I. The Certainty of the Resurrection And [the disciples from Emmaus] rose that same hour and returned to Jerusalem. And they found the eleven and those who were with them gathered together, saying, “The Lord has risen indeed, and he has appeared to Simon!” Then they told what had happened on the road, and how he was known to them in the breaking of the bread.

In the early hours of the first Easter Sunday, the news began to circulate that Jesus was alive and had been seen. These reports were at first disbelieved or at least doubted by the apostles. They dismissed reports from both women and men. Several women, including Mary Magdalene, had seen Jesus alive. St. John had seen the empty tomb and had “believed.” And though Luke does not mention it here, Mark records that when the disciples returning from Emmaus first sent word they had seen Jesus, they too were at first disbelieved (Mk 16:13).

As we pick up the story that evening, there is a sudden change, a declaration by the apostles that the Lord has truly risen!

◆ **Records shown**:
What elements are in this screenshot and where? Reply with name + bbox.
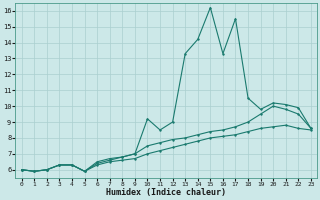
X-axis label: Humidex (Indice chaleur): Humidex (Indice chaleur) [106,188,226,197]
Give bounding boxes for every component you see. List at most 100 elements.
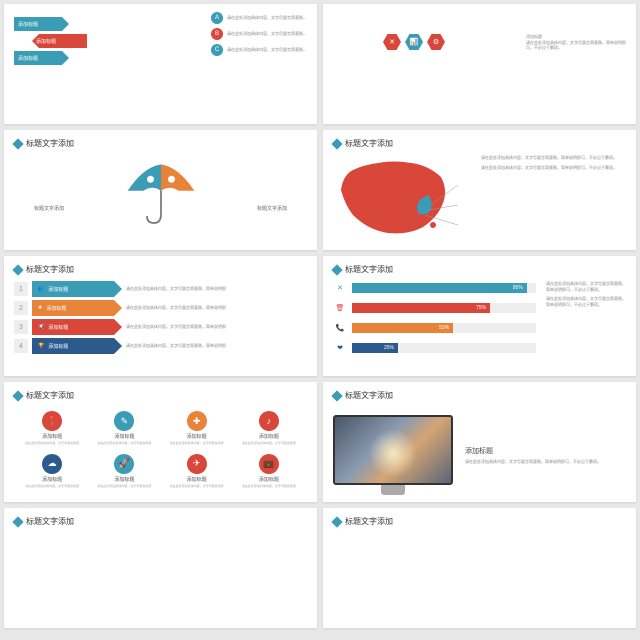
option-icon: B [211,28,223,40]
arrow-item: 添加标题 [14,17,69,31]
title-text: 标题文字添加 [26,390,74,401]
diamond-icon [12,390,23,401]
slide-title-7: 标题文字添加 [14,390,307,401]
icon-subtitle: 请在此处添加具体内容，文字尽量言简意 [25,442,79,446]
chev-icon: 🏆 [38,343,44,349]
row-desc: 请在此处添加具体内容，文字尽量言简意赅，简单说明即 [126,305,307,310]
chev-label: 添加标题 [48,286,68,293]
bars-body-1: 请在此处添加具体内容，文字尽量言简意赅，简单说明即可，不必过于繁琐。 [546,281,626,293]
monitor-title: 添加标题 [465,446,626,456]
icon-title: 添加标题 [42,476,62,483]
row-number: 3 [14,320,28,334]
umbrella-svg [116,160,206,230]
list-row: 3 📢添加标题请在此处添加具体内容，文字尽量言简意赅，简单说明即 [14,319,307,335]
chevron-bar: 🏆 添加标题 [32,338,122,354]
diamond-icon [12,138,23,149]
row-number: 1 [14,282,28,296]
slide-title-3: 标题文字添加 [14,138,307,149]
title-text: 标题文字添加 [345,516,393,527]
arrow-item: 添加标题 [32,34,87,48]
bar-icon: 🗑 [333,301,347,315]
diamond-icon [331,264,342,275]
bar-row: ❤25% [333,341,536,355]
bar-icon: ❤ [333,341,347,355]
title-text: 标题文字添加 [26,138,74,149]
hex-icon: ⚙ [427,34,445,50]
bar-track: 55% [352,323,536,333]
icon-circle: 📍 [42,411,62,431]
icon-circle: ♪ [259,411,279,431]
option-text: 请在此处添加具体内容，文字尽量言简意赅， [227,31,307,37]
monitor-device [333,415,453,495]
chev-icon: 📢 [38,324,44,330]
icon-subtitle: 请在此处添加具体内容，文字尽量言简意 [97,485,151,489]
icon-circle: 🚀 [114,454,134,474]
arrow-item: 添加标题 [14,51,69,65]
icon-title: 添加标题 [114,433,134,440]
diamond-icon [12,516,23,527]
bar-fill: 75% [352,303,490,313]
option-text: 请在此处添加具体内容，文字尽量言简意赅， [227,15,307,21]
china-map [333,155,473,245]
option-icon: A [211,12,223,24]
bar-row: 📞55% [333,321,536,335]
slide-icons: 标题文字添加 📍添加标题请在此处添加具体内容，文字尽量言简意✎添加标题请在此处添… [4,382,317,502]
row-number: 2 [14,301,28,315]
chev-icon: ✚ [38,305,42,311]
icon-subtitle: 请在此处添加具体内容，文字尽量言简意 [242,442,296,446]
slide-title-5: 标题文字添加 [14,264,307,275]
icons-grid: 📍添加标题请在此处添加具体内容，文字尽量言简意✎添加标题请在此处添加具体内容，文… [14,407,307,492]
list-row: 4 🏆 添加标题 请在此处添加具体内容，文字尽量言简意赅，简单说明即 [14,338,307,354]
chev-icon: 👥 [38,286,44,292]
icon-title: 添加标题 [187,476,207,483]
option-text: 请在此处添加具体内容，文字尽量言简意赅， [227,47,307,53]
option-item: A 请在此处添加具体内容，文字尽量言简意赅， [211,12,307,24]
icon-item: ♪添加标题请在此处添加具体内容，文字尽量言简意 [239,411,299,446]
slide-bars: 标题文字添加 ✕ 95% 🗑 75% 📞55% ❤25% 请在此处添加具体内容，文字尽量言… [323,256,636,376]
chevron-bar: 📢添加标题 [32,319,122,335]
icon-item: 💼添加标题请在此处添加具体内容，文字尽量言简意 [239,454,299,489]
option-item: C请在此处添加具体内容，文字尽量言简意赅， [211,44,307,56]
bar-row: ✕ 95% [333,281,536,295]
slide-list: 标题文字添加 1👥添加标题请在此处添加具体内容，文字尽量言简意赅，简单说明即2✚… [4,256,317,376]
map-body-2: 请在此处添加具体内容，文字尽量言简意赅，简单说明即可，不必过于繁琐。 [481,165,626,171]
slide-hex: ✕📊⚙ 添加标题 请在此处添加具体内容，文字尽量言简意赅，简单说明即可，不必过于… [323,4,636,124]
slide-umbrella: 标题文字添加 标题文字添加 标题文字添加 [4,130,317,250]
row-desc: 请在此处添加具体内容，文字尽量言简意赅，简单说明即 [126,343,307,348]
diamond-icon [331,138,342,149]
list-row: 1 👥 添加标题 请在此处添加具体内容，文字尽量言简意赅，简单说明即 [14,281,307,297]
bars-column: ✕ 95% 🗑 75% 📞55% ❤25% [333,281,536,355]
slide-monitor: 标题文字添加 添加标题 请在此处添加具体内容，文字尽量言简意赅，简单说明即可，不… [323,382,636,502]
monitor-body: 请在此处添加具体内容，文字尽量言简意赅，简单说明即可，不必过于繁琐。 [465,459,626,465]
chevron-bar: ✚添加标题 [32,300,122,316]
bar-row: 🗑 75% [333,301,536,315]
slide-title-10: 标题文字添加 [333,516,626,527]
icon-title: 添加标题 [259,476,279,483]
icon-item: 📍添加标题请在此处添加具体内容，文字尽量言简意 [22,411,82,446]
row-number: 4 [14,339,28,353]
icon-title: 添加标题 [187,433,207,440]
icon-item: ✈添加标题请在此处添加具体内容，文字尽量言简意 [167,454,227,489]
arrows-diagram: 添加标题添加标题添加标题 [14,12,114,82]
map-body-1: 请在此处添加具体内容，文字尽量言简意赅，简单说明即可，不必过于繁琐。 [481,155,626,161]
icon-item: ✚添加标题请在此处添加具体内容，文字尽量言简意 [167,411,227,446]
title-text: 标题文字添加 [345,264,393,275]
hex-icon: 📊 [405,34,423,50]
slide-title-9: 标题文字添加 [14,516,307,527]
slide-title-6: 标题文字添加 [333,264,626,275]
chev-label: 添加标题 [48,343,68,350]
row-desc: 请在此处添加具体内容，文字尽量言简意赅，简单说明即 [126,286,307,291]
bar-fill: 95% [352,283,527,293]
diamond-icon [12,264,23,275]
bars-body-2: 请在此处添加具体内容，文字尽量言简意赅，简单说明即可，不必过于繁琐。 [546,296,626,308]
slide-9: 标题文字添加 [4,508,317,628]
icon-circle: ✈ [187,454,207,474]
icon-circle: ☁ [42,454,62,474]
icon-subtitle: 请在此处添加具体内容，文字尽量言简意 [242,485,296,489]
row-desc: 请在此处添加具体内容，文字尽量言简意赅，简单说明即 [126,324,307,329]
icon-item: ☁添加标题请在此处添加具体内容，文字尽量言简意 [22,454,82,489]
slide-title-4: 标题文字添加 [333,138,626,149]
bar-icon: ✕ [333,281,347,295]
diamond-icon [331,516,342,527]
chevron-list: 1👥添加标题请在此处添加具体内容，文字尽量言简意赅，简单说明即2✚添加标题请在此… [14,281,307,354]
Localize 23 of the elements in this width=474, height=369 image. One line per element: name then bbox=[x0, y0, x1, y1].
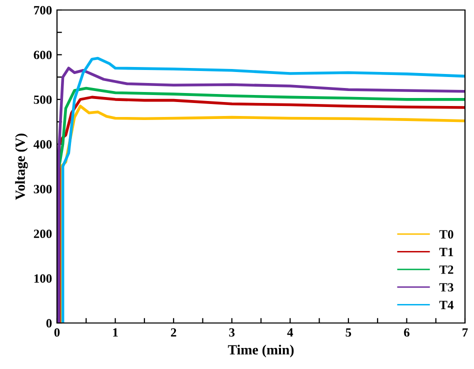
y-tick-label: 400 bbox=[34, 140, 52, 149]
x-tick-label: 1 bbox=[113, 328, 118, 337]
y-axis-title: Voltage (V) bbox=[15, 134, 28, 200]
x-tick-label: 0 bbox=[54, 328, 60, 337]
y-tick-label: 700 bbox=[34, 6, 52, 14]
y-tick-label: 200 bbox=[34, 230, 52, 238]
y-tick-label: 500 bbox=[34, 95, 52, 104]
legend-label: T2 bbox=[439, 265, 454, 274]
y-tick-label: 100 bbox=[34, 274, 52, 283]
legend-label: T3 bbox=[439, 283, 454, 292]
legend-label: T1 bbox=[439, 248, 454, 256]
x-tick-label: 5 bbox=[346, 328, 352, 337]
x-tick-label: 3 bbox=[229, 328, 235, 337]
legend-label: T0 bbox=[439, 230, 454, 239]
x-tick-label: 7 bbox=[462, 328, 468, 337]
y-tick-label: 300 bbox=[34, 184, 52, 194]
x-axis-title: Time (min) bbox=[228, 344, 294, 358]
y-tick-label: 600 bbox=[34, 50, 52, 60]
x-tick-label: 6 bbox=[404, 328, 410, 337]
y-tick-label: 0 bbox=[46, 319, 52, 328]
legend-label: T4 bbox=[439, 300, 454, 310]
x-tick-label: 4 bbox=[287, 328, 294, 337]
x-tick-label: 2 bbox=[170, 328, 176, 337]
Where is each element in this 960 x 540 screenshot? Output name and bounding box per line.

◆ **Tasks for this exercise**:
(a) In the entries, replace "elements" with "items" across the stretch from the line containing "X-axis label: Humidex" through the line containing "Give bounding boxes", changing nothing else. Give only those lines.
(b) Extend the passage on the certainty of the Resurrection, starting after its final sentence.
The passage on the Resurrection and the entries were taken from separate, unrelated sources.

◆ **Answers for the tasks**:
(a)
X-axis label: Humidex (Indice chaleur): Humidex (Indice chaleur) [106,188,226,197]
Give bounding boxes for every component you see. List at most 100 items.

(b)
What causes this change? After the early evening report from the disciples returning from Emmaus, Peter slipped away, perhaps for a walk. According to both Paul (1 Cor 15:5) and Luke (Lk 24:34), the risen Lord then appeared to Peter privately, prior to making Himself known to any of the other apostles. Peter reports Jesus’ appearance to the others and it is at this point that the resurrection moves from being doubted to being the official declaration of the community, the Church. The official declaration is worded as follows: The Lord has truly risen, and he has appeared to Simon!” (Luke 24:34)

Did the women’s and the laymen’s declarations mean nothing? Of course not. Indeed, the Lord later upbraids the apostles for being so reluctant to accept the testimony of the others (Mk 16:14). He calls them “hard of heart” for this reluctance, especially given that He had said He would rise on the third day. Even to this day the Lord often presents apparitions of Mary, the saints, or Himself to the faithful. The clergy must carefully discern such actions, not quickly believing or disbelieving them. However, no apparition or devotion (e.g., the Divine Mercy Chaplet) can become official teaching of the Universal Church until the Church, in union with Peter’s successor, rules it worthy of belief.

This is even more the case with a dogma like the resurrection. It becomes an official teaching when proclaimed so by Peter and his successors. Pope Benedict, writing as Joseph Ratzinger, sees an ecclesiological dimension to Peter’s special role in causing the resurrection to go from being merely attested to being “true indeed.”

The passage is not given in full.